■ Data entries ■
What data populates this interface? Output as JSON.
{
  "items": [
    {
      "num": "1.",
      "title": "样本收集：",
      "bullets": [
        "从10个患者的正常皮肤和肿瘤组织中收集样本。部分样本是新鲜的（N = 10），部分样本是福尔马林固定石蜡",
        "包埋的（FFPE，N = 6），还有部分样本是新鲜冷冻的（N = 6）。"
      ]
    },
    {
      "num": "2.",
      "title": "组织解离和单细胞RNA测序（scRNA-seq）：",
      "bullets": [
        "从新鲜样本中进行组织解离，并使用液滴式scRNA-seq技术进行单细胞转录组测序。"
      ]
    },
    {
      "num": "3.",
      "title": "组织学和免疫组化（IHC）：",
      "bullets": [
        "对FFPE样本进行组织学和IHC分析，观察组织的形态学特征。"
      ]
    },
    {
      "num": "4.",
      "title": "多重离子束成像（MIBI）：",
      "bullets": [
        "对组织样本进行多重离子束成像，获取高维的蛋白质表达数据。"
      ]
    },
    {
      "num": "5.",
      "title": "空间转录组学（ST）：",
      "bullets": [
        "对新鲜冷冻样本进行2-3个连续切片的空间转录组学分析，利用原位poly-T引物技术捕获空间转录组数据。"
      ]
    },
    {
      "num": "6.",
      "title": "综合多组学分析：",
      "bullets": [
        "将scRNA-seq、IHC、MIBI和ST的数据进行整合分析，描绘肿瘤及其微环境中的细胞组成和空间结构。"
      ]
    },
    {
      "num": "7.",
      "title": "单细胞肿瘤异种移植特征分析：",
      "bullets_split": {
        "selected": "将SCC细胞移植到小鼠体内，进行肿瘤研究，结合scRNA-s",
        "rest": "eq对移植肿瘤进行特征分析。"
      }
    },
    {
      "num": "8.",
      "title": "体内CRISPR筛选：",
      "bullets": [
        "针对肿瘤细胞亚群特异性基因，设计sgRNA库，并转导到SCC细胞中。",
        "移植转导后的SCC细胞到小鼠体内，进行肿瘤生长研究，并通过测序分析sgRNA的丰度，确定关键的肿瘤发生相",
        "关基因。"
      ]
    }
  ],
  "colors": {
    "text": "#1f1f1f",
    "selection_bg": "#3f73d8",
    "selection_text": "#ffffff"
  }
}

■ Goal of the exercise ■
Give the number of lines containing the word "title". No other answer is needed.

■ Response below ■
8